(Document transcription data)
__________

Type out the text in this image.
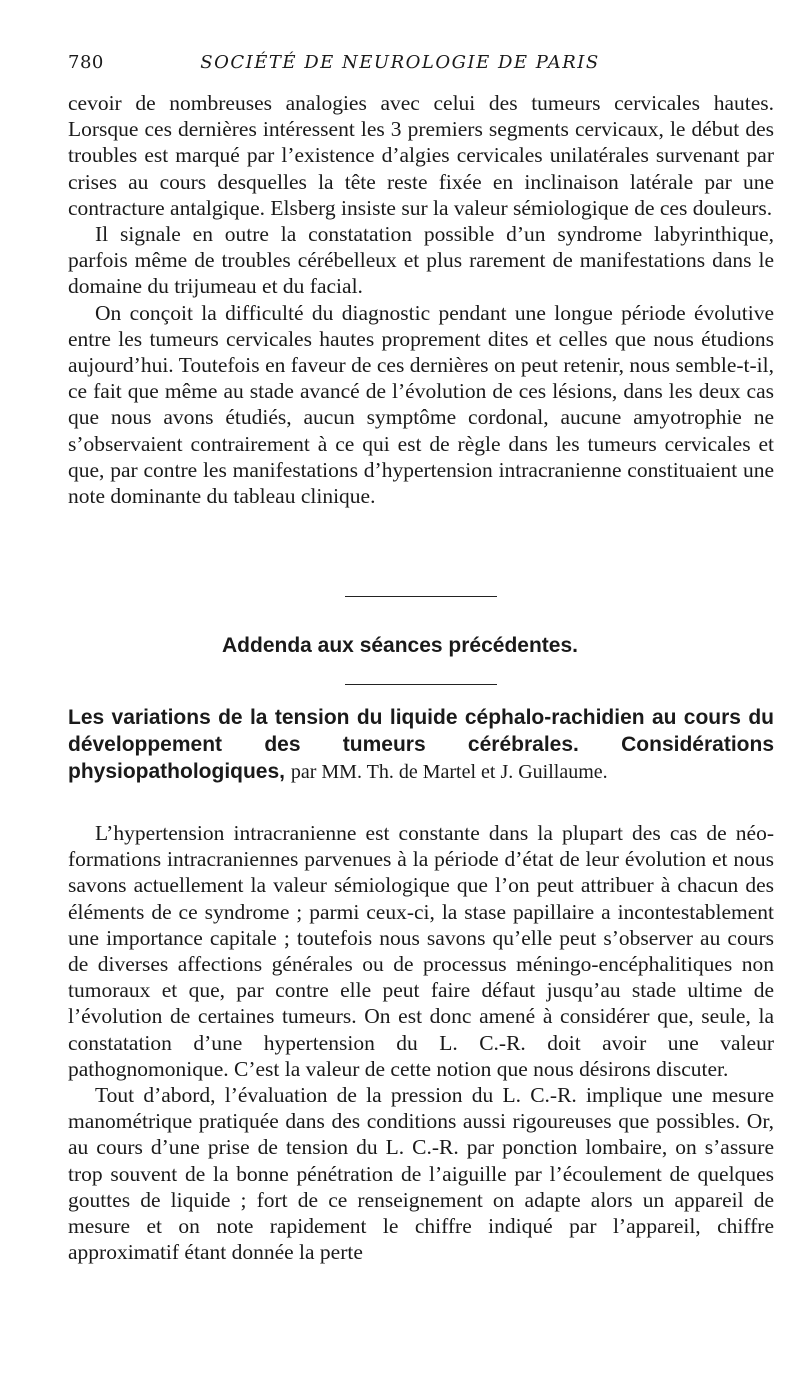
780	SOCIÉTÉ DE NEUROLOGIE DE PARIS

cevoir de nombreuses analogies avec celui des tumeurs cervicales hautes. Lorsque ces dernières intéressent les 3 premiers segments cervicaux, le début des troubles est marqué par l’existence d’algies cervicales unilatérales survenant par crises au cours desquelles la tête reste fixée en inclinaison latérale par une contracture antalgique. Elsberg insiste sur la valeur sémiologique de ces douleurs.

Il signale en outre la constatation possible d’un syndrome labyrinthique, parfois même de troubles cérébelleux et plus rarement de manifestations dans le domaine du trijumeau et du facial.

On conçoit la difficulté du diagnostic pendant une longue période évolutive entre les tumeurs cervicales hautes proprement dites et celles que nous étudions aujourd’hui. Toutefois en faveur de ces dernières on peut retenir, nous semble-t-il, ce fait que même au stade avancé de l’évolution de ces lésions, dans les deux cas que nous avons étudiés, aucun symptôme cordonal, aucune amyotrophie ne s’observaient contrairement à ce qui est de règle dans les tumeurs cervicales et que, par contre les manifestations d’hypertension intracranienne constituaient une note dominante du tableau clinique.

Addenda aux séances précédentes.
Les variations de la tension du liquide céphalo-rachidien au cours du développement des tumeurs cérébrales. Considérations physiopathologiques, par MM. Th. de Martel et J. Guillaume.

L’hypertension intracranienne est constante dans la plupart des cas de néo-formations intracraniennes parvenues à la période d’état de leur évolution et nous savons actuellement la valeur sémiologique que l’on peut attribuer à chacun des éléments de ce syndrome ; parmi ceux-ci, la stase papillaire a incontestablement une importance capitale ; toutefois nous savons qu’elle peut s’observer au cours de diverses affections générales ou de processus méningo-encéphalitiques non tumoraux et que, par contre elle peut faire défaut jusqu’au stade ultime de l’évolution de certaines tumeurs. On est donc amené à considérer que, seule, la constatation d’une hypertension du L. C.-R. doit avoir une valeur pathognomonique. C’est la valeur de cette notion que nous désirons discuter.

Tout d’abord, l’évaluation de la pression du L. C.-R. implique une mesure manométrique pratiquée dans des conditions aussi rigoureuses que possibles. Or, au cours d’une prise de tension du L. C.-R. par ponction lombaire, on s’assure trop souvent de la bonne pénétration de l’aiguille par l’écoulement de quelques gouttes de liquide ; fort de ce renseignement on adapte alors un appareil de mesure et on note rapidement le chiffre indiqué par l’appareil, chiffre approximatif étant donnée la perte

__________

Retype the records above exactly, and keep any picture out of what you write.

Type out the text in this image.
780	SOCIÉTÉ DE NEUROLOGIE DE PARIS

cevoir de nombreuses analogies avec celui des tumeurs cervicales hautes. Lorsque ces dernières intéressent les 3 premiers segments cervicaux, le début des troubles est marqué par l’existence d’algies cervicales unilatérales survenant par crises au cours desquelles la tête reste fixée en inclinaison latérale par une contracture antalgique. Elsberg insiste sur la valeur sémiologique de ces douleurs.

Il signale en outre la constatation possible d’un syndrome labyrinthique, parfois même de troubles cérébelleux et plus rarement de manifestations dans le domaine du trijumeau et du facial.

On conçoit la difficulté du diagnostic pendant une longue période évolutive entre les tumeurs cervicales hautes proprement dites et celles que nous étudions aujourd’hui. Toutefois en faveur de ces dernières on peut retenir, nous semble-t-il, ce fait que même au stade avancé de l’évolution de ces lésions, dans les deux cas que nous avons étudiés, aucun symptôme cordonal, aucune amyotrophie ne s’observaient contrairement à ce qui est de règle dans les tumeurs cervicales et que, par contre les manifestations d’hypertension intracranienne constituaient une note dominante du tableau clinique.

Addenda aux séances précédentes.
Les variations de la tension du liquide céphalo-rachidien au cours du développement des tumeurs cérébrales. Considérations physiopathologiques, par MM. Th. de Martel et J. Guillaume.

L’hypertension intracranienne est constante dans la plupart des cas de néo-formations intracraniennes parvenues à la période d’état de leur évolution et nous savons actuellement la valeur sémiologique que l’on peut attribuer à chacun des éléments de ce syndrome ; parmi ceux-ci, la stase papillaire a incontestablement une importance capitale ; toutefois nous savons qu’elle peut s’observer au cours de diverses affections générales ou de processus méningo-encéphalitiques non tumoraux et que, par contre elle peut faire défaut jusqu’au stade ultime de l’évolution de certaines tumeurs. On est donc amené à considérer que, seule, la constatation d’une hypertension du L. C.-R. doit avoir une valeur pathognomonique. C’est la valeur de cette notion que nous désirons discuter.

Tout d’abord, l’évaluation de la pression du L. C.-R. implique une mesure manométrique pratiquée dans des conditions aussi rigoureuses que possibles. Or, au cours d’une prise de tension du L. C.-R. par ponction lombaire, on s’assure trop souvent de la bonne pénétration de l’aiguille par l’écoulement de quelques gouttes de liquide ; fort de ce renseignement on adapte alors un appareil de mesure et on note rapidement le chiffre indiqué par l’appareil, chiffre approximatif étant donnée la perte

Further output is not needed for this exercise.